_EXERCISE TASK_
Repeat each line of the material exactly.

(Source records)
★ ★ ★ ★ ★ ★ ★

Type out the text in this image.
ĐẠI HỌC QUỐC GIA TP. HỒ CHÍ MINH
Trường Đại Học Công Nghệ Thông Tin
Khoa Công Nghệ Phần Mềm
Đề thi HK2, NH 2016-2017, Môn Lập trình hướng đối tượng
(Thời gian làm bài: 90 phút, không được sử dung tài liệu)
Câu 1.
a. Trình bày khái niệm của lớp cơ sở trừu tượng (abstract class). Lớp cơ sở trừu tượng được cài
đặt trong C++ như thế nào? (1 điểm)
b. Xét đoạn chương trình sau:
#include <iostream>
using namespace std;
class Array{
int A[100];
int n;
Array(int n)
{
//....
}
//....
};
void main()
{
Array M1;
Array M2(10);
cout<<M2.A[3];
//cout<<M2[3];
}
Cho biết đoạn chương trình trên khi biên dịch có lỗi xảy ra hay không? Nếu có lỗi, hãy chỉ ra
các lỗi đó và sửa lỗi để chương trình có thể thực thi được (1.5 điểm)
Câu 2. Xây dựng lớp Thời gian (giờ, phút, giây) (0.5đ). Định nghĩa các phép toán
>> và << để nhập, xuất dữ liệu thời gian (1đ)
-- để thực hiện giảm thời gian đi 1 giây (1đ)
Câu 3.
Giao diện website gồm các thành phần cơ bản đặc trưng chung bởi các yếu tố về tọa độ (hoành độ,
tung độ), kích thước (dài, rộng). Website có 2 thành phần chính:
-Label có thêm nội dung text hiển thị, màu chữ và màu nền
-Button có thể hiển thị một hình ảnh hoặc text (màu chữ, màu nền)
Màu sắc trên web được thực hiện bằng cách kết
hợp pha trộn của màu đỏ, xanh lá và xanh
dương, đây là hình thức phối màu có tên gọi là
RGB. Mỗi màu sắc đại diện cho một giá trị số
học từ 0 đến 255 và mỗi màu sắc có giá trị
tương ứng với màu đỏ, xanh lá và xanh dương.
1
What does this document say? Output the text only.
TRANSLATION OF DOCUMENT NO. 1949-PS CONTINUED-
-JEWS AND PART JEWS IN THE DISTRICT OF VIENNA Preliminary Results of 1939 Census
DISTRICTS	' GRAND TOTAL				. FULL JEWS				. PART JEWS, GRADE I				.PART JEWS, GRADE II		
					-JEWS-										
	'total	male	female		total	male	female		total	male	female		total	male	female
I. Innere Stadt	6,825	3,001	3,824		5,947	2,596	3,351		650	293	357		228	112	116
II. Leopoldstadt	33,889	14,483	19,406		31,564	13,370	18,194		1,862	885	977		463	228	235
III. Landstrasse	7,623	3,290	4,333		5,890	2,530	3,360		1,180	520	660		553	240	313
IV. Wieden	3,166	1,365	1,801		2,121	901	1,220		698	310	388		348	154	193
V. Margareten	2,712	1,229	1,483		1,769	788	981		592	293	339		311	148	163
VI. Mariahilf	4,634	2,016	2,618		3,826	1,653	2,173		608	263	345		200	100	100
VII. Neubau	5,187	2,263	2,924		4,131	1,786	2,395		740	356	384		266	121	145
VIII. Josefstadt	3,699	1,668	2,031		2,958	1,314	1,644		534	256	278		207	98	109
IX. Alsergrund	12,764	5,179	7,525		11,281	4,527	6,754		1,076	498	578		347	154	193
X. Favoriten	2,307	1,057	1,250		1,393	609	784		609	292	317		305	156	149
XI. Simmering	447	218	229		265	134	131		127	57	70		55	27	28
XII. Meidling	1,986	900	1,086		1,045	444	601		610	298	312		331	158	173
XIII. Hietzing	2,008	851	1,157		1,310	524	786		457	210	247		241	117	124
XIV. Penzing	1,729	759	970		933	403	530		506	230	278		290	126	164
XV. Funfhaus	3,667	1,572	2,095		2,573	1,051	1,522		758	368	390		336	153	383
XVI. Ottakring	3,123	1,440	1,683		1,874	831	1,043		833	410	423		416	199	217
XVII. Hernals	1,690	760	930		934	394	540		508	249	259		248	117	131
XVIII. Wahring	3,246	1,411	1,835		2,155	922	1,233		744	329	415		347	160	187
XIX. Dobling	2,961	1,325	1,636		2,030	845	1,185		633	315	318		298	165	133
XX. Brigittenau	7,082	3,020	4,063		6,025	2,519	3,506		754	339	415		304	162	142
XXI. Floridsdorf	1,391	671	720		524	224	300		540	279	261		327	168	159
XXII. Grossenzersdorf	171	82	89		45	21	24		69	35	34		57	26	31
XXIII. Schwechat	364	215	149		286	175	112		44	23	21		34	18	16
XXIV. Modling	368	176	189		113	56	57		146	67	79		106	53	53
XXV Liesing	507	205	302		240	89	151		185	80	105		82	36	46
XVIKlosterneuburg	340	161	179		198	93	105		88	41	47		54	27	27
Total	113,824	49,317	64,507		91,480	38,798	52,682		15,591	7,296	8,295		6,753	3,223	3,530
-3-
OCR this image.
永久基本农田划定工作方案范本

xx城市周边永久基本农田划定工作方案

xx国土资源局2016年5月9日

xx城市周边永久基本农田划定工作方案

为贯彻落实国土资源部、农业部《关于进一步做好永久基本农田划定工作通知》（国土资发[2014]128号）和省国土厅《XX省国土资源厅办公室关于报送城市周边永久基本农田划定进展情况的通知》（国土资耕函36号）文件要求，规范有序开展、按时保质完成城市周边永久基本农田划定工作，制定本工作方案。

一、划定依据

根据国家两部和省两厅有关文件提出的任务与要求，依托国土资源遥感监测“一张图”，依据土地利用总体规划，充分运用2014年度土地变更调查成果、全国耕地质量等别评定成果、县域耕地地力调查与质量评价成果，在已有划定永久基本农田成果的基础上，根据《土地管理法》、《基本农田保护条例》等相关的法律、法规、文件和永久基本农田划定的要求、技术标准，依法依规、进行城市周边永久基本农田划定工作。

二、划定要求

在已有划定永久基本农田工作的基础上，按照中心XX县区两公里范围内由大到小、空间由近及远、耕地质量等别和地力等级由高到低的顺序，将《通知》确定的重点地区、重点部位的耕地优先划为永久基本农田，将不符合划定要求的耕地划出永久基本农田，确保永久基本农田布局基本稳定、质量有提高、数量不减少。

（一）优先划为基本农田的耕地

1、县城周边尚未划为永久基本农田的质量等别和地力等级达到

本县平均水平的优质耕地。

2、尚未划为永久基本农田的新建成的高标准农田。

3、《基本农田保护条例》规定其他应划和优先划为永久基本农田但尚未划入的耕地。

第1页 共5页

★ ★ ★ ★ ★ ★ ★

_OUTPUT_
Type out the text in this image.
ĐẠI HỌC QUỐC GIA TP. HỒ CHÍ MINH
Trường Đại Học Công Nghệ Thông Tin
Khoa Công Nghệ Phần Mềm
Đề thi HK2, NH 2016-2017, Môn Lập trình hướng đối tượng
(Thời gian làm bài: 90 phút, không được sử dung tài liệu)
Câu 1.
a. Trình bày khái niệm của lớp cơ sở trừu tượng (abstract class). Lớp cơ sở trừu tượng được cài
đặt trong C++ như thế nào? (1 điểm)
b. Xét đoạn chương trình sau:
#include <iostream>
using namespace std;
class Array{
int A[100];
int n;
Array(int n)
{
//....
}
//....
};
void main()
{
Array M1;
Array M2(10);
cout<<M2.A[3];
//cout<<M2[3];
}
Cho biết đoạn chương trình trên khi biên dịch có lỗi xảy ra hay không? Nếu có lỗi, hãy chỉ ra
các lỗi đó và sửa lỗi để chương trình có thể thực thi được (1.5 điểm)
Câu 2. Xây dựng lớp Thời gian (giờ, phút, giây) (0.5đ). Định nghĩa các phép toán
>> và << để nhập, xuất dữ liệu thời gian (1đ)
-- để thực hiện giảm thời gian đi 1 giây (1đ)
Câu 3.
Giao diện website gồm các thành phần cơ bản đặc trưng chung bởi các yếu tố về tọa độ (hoành độ,
tung độ), kích thước (dài, rộng). Website có 2 thành phần chính:
-Label có thêm nội dung text hiển thị, màu chữ và màu nền
-Button có thể hiển thị một hình ảnh hoặc text (màu chữ, màu nền)
Màu sắc trên web được thực hiện bằng cách kết
hợp pha trộn của màu đỏ, xanh lá và xanh
dương, đây là hình thức phối màu có tên gọi là
RGB. Mỗi màu sắc đại diện cho một giá trị số
học từ 0 đến 255 và mỗi màu sắc có giá trị
tương ứng với màu đỏ, xanh lá và xanh dương.
1
What does this document say? Output the text only.
TRANSLATION OF DOCUMENT NO. 1949-PS CONTINUED-
-JEWS AND PART JEWS IN THE DISTRICT OF VIENNA Preliminary Results of 1939 Census
DISTRICTS	' GRAND TOTAL				. FULL JEWS				. PART JEWS, GRADE I				.PART JEWS, GRADE II		
					-JEWS-										
	'total	male	female		total	male	female		total	male	female		total	male	female
I. Innere Stadt	6,825	3,001	3,824		5,947	2,596	3,351		650	293	357		228	112	116
II. Leopoldstadt	33,889	14,483	19,406		31,564	13,370	18,194		1,862	885	977		463	228	235
III. Landstrasse	7,623	3,290	4,333		5,890	2,530	3,360		1,180	520	660		553	240	313
IV. Wieden	3,166	1,365	1,801		2,121	901	1,220		698	310	388		348	154	193
V. Margareten	2,712	1,229	1,483		1,769	788	981		592	293	339		311	148	163
VI. Mariahilf	4,634	2,016	2,618		3,826	1,653	2,173		608	263	345		200	100	100
VII. Neubau	5,187	2,263	2,924		4,131	1,786	2,395		740	356	384		266	121	145
VIII. Josefstadt	3,699	1,668	2,031		2,958	1,314	1,644		534	256	278		207	98	109
IX. Alsergrund	12,764	5,179	7,525		11,281	4,527	6,754		1,076	498	578		347	154	193
X. Favoriten	2,307	1,057	1,250		1,393	609	784		609	292	317		305	156	149
XI. Simmering	447	218	229		265	134	131		127	57	70		55	27	28
XII. Meidling	1,986	900	1,086		1,045	444	601		610	298	312		331	158	173
XIII. Hietzing	2,008	851	1,157		1,310	524	786		457	210	247		241	117	124
XIV. Penzing	1,729	759	970		933	403	530		506	230	278		290	126	164
XV. Funfhaus	3,667	1,572	2,095		2,573	1,051	1,522		758	368	390		336	153	383
XVI. Ottakring	3,123	1,440	1,683		1,874	831	1,043		833	410	423		416	199	217
XVII. Hernals	1,690	760	930		934	394	540		508	249	259		248	117	131
XVIII. Wahring	3,246	1,411	1,835		2,155	922	1,233		744	329	415		347	160	187
XIX. Dobling	2,961	1,325	1,636		2,030	845	1,185		633	315	318		298	165	133
XX. Brigittenau	7,082	3,020	4,063		6,025	2,519	3,506		754	339	415		304	162	142
XXI. Floridsdorf	1,391	671	720		524	224	300		540	279	261		327	168	159
XXII. Grossenzersdorf	171	82	89		45	21	24		69	35	34		57	26	31
XXIII. Schwechat	364	215	149		286	175	112		44	23	21		34	18	16
XXIV. Modling	368	176	189		113	56	57		146	67	79		106	53	53
XXV Liesing	507	205	302		240	89	151		185	80	105		82	36	46
XVIKlosterneuburg	340	161	179		198	93	105		88	41	47		54	27	27
Total	113,824	49,317	64,507		91,480	38,798	52,682		15,591	7,296	8,295		6,753	3,223	3,530
-3-
OCR this image.
永久基本农田划定工作方案范本

xx城市周边永久基本农田划定工作方案

xx国土资源局2016年5月9日

xx城市周边永久基本农田划定工作方案

为贯彻落实国土资源部、农业部《关于进一步做好永久基本农田划定工作通知》（国土资发[2014]128号）和省国土厅《XX省国土资源厅办公室关于报送城市周边永久基本农田划定进展情况的通知》（国土资耕函36号）文件要求，规范有序开展、按时保质完成城市周边永久基本农田划定工作，制定本工作方案。

一、划定依据

根据国家两部和省两厅有关文件提出的任务与要求，依托国土资源遥感监测“一张图”，依据土地利用总体规划，充分运用2014年度土地变更调查成果、全国耕地质量等别评定成果、县域耕地地力调查与质量评价成果，在已有划定永久基本农田成果的基础上，根据《土地管理法》、《基本农田保护条例》等相关的法律、法规、文件和永久基本农田划定的要求、技术标准，依法依规、进行城市周边永久基本农田划定工作。

二、划定要求

在已有划定永久基本农田工作的基础上，按照中心XX县区两公里范围内由大到小、空间由近及远、耕地质量等别和地力等级由高到低的顺序，将《通知》确定的重点地区、重点部位的耕地优先划为永久基本农田，将不符合划定要求的耕地划出永久基本农田，确保永久基本农田布局基本稳定、质量有提高、数量不减少。

（一）优先划为基本农田的耕地

1、县城周边尚未划为永久基本农田的质量等别和地力等级达到

本县平均水平的优质耕地。

2、尚未划为永久基本农田的新建成的高标准农田。

3、《基本农田保护条例》规定其他应划和优先划为永久基本农田但尚未划入的耕地。

第1页 共5页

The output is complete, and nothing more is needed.